WRITTEN REQUEST. Transcribe all the records with complete accuracy.

Extracted records
•••••

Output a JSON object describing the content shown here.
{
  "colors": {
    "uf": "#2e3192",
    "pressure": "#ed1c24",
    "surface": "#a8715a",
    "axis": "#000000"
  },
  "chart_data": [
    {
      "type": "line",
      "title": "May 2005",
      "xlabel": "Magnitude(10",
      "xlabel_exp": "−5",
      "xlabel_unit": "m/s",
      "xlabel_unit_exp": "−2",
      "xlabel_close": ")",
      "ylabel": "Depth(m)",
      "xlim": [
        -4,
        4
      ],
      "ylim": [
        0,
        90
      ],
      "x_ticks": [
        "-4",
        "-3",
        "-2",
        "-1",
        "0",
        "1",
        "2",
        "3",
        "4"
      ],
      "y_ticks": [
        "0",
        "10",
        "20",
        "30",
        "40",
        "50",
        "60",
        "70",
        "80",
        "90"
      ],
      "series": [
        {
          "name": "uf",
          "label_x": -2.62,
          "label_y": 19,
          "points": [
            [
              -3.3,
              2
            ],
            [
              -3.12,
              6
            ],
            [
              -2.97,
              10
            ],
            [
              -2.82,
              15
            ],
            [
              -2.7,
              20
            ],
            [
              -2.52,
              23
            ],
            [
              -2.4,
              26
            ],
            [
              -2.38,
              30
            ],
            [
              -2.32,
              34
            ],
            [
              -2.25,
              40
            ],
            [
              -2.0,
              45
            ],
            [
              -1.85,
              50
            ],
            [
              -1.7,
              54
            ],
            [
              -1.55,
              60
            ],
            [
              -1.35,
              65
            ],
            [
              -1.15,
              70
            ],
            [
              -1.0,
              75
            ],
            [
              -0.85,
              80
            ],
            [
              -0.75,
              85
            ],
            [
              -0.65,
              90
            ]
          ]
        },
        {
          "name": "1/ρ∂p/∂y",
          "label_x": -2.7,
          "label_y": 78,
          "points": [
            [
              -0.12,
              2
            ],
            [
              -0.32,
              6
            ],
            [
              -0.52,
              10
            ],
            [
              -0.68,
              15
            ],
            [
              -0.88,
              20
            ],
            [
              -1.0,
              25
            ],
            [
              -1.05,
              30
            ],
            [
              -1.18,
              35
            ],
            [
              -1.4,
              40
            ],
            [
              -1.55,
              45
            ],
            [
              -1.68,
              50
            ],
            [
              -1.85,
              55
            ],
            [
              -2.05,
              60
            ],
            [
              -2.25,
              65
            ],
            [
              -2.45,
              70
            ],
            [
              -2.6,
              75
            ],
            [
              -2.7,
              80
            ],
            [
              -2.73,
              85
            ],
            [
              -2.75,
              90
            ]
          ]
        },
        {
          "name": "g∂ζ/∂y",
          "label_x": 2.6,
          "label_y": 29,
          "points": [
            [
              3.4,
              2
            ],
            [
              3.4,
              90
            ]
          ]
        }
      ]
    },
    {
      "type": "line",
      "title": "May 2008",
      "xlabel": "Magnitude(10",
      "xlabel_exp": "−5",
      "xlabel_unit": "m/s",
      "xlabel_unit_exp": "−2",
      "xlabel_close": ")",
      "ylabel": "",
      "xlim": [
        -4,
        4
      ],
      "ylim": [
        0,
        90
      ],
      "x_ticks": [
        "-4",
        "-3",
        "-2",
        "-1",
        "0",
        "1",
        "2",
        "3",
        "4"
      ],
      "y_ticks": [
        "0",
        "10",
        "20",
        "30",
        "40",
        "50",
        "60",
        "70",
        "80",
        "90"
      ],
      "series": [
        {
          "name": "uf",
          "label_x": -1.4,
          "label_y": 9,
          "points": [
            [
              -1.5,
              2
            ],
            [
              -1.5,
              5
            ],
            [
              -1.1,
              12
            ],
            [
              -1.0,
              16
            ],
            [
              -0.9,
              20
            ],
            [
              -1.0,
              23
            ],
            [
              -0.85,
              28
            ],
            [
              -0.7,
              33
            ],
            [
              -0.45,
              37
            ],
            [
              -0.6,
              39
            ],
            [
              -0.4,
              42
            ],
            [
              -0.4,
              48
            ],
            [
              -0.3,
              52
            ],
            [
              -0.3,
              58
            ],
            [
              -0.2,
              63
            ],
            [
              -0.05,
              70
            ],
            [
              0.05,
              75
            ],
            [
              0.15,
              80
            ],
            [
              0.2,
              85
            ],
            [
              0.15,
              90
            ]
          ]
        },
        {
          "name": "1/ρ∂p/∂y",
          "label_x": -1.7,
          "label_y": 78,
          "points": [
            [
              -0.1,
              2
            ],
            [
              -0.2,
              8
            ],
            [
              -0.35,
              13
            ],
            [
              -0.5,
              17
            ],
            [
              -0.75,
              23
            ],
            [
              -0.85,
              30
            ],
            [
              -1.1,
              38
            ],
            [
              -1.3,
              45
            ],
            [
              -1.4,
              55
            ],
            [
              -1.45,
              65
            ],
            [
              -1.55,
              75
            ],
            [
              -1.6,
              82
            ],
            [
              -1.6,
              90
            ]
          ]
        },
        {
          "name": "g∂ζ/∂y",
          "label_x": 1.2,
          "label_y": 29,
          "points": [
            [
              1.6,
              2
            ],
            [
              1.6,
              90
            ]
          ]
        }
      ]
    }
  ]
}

•••••

RESULT FOR THIS TASK.
Output a JSON object describing the content shown here.
{
  "colors": {
    "uf": "#2e3192",
    "pressure": "#ed1c24",
    "surface": "#a8715a",
    "axis": "#000000"
  },
  "chart_data": [
    {
      "type": "line",
      "title": "May 2005",
      "xlabel": "Magnitude(10",
      "xlabel_exp": "−5",
      "xlabel_unit": "m/s",
      "xlabel_unit_exp": "−2",
      "xlabel_close": ")",
      "ylabel": "Depth(m)",
      "xlim": [
        -4,
        4
      ],
      "ylim": [
        0,
        90
      ],
      "x_ticks": [
        "-4",
        "-3",
        "-2",
        "-1",
        "0",
        "1",
        "2",
        "3",
        "4"
      ],
      "y_ticks": [
        "0",
        "10",
        "20",
        "30",
        "40",
        "50",
        "60",
        "70",
        "80",
        "90"
      ],
      "series": [
        {
          "name": "uf",
          "label_x": -2.62,
          "label_y": 19,
          "points": [
            [
              -3.3,
              2
            ],
            [
              -3.12,
              6
            ],
            [
              -2.97,
              10
            ],
            [
              -2.82,
              15
            ],
            [
              -2.7,
              20
            ],
            [
              -2.52,
              23
            ],
            [
              -2.4,
              26
            ],
            [
              -2.38,
              30
            ],
            [
              -2.32,
              34
            ],
            [
              -2.25,
              40
            ],
            [
              -2.0,
              45
            ],
            [
              -1.85,
              50
            ],
            [
              -1.7,
              54
            ],
            [
              -1.55,
              60
            ],
            [
              -1.35,
              65
            ],
            [
              -1.15,
              70
            ],
            [
              -1.0,
              75
            ],
            [
              -0.85,
              80
            ],
            [
              -0.75,
              85
            ],
            [
              -0.65,
              90
            ]
          ]
        },
        {
          "name": "1/ρ∂p/∂y",
          "label_x": -2.7,
          "label_y": 78,
          "points": [
            [
              -0.12,
              2
            ],
            [
              -0.32,
              6
            ],
            [
              -0.52,
              10
            ],
            [
              -0.68,
              15
            ],
            [
              -0.88,
              20
            ],
            [
              -1.0,
              25
            ],
            [
              -1.05,
              30
            ],
            [
              -1.18,
              35
            ],
            [
              -1.4,
              40
            ],
            [
              -1.55,
              45
            ],
            [
              -1.68,
              50
            ],
            [
              -1.85,
              55
            ],
            [
              -2.05,
              60
            ],
            [
              -2.25,
              65
            ],
            [
              -2.45,
              70
            ],
            [
              -2.6,
              75
            ],
            [
              -2.7,
              80
            ],
            [
              -2.73,
              85
            ],
            [
              -2.75,
              90
            ]
          ]
        },
        {
          "name": "g∂ζ/∂y",
          "label_x": 2.6,
          "label_y": 29,
          "points": [
            [
              3.4,
              2
            ],
            [
              3.4,
              90
            ]
          ]
        }
      ]
    },
    {
      "type": "line",
      "title": "May 2008",
      "xlabel": "Magnitude(10",
      "xlabel_exp": "−5",
      "xlabel_unit": "m/s",
      "xlabel_unit_exp": "−2",
      "xlabel_close": ")",
      "ylabel": "",
      "xlim": [
        -4,
        4
      ],
      "ylim": [
        0,
        90
      ],
      "x_ticks": [
        "-4",
        "-3",
        "-2",
        "-1",
        "0",
        "1",
        "2",
        "3",
        "4"
      ],
      "y_ticks": [
        "0",
        "10",
        "20",
        "30",
        "40",
        "50",
        "60",
        "70",
        "80",
        "90"
      ],
      "series": [
        {
          "name": "uf",
          "label_x": -1.4,
          "label_y": 9,
          "points": [
            [
              -1.5,
              2
            ],
            [
              -1.5,
              5
            ],
            [
              -1.1,
              12
            ],
            [
              -1.0,
              16
            ],
            [
              -0.9,
              20
            ],
            [
              -1.0,
              23
            ],
            [
              -0.85,
              28
            ],
            [
              -0.7,
              33
            ],
            [
              -0.45,
              37
            ],
            [
              -0.6,
              39
            ],
            [
              -0.4,
              42
            ],
            [
              -0.4,
              48
            ],
            [
              -0.3,
              52
            ],
            [
              -0.3,
              58
            ],
            [
              -0.2,
              63
            ],
            [
              -0.05,
              70
            ],
            [
              0.05,
              75
            ],
            [
              0.15,
              80
            ],
            [
              0.2,
              85
            ],
            [
              0.15,
              90
            ]
          ]
        },
        {
          "name": "1/ρ∂p/∂y",
          "label_x": -1.7,
          "label_y": 78,
          "points": [
            [
              -0.1,
              2
            ],
            [
              -0.2,
              8
            ],
            [
              -0.35,
              13
            ],
            [
              -0.5,
              17
            ],
            [
              -0.75,
              23
            ],
            [
              -0.85,
              30
            ],
            [
              -1.1,
              38
            ],
            [
              -1.3,
              45
            ],
            [
              -1.4,
              55
            ],
            [
              -1.45,
              65
            ],
            [
              -1.55,
              75
            ],
            [
              -1.6,
              82
            ],
            [
              -1.6,
              90
            ]
          ]
        },
        {
          "name": "g∂ζ/∂y",
          "label_x": 1.2,
          "label_y": 29,
          "points": [
            [
              1.6,
              2
            ],
            [
              1.6,
              90
            ]
          ]
        }
      ]
    }
  ]
}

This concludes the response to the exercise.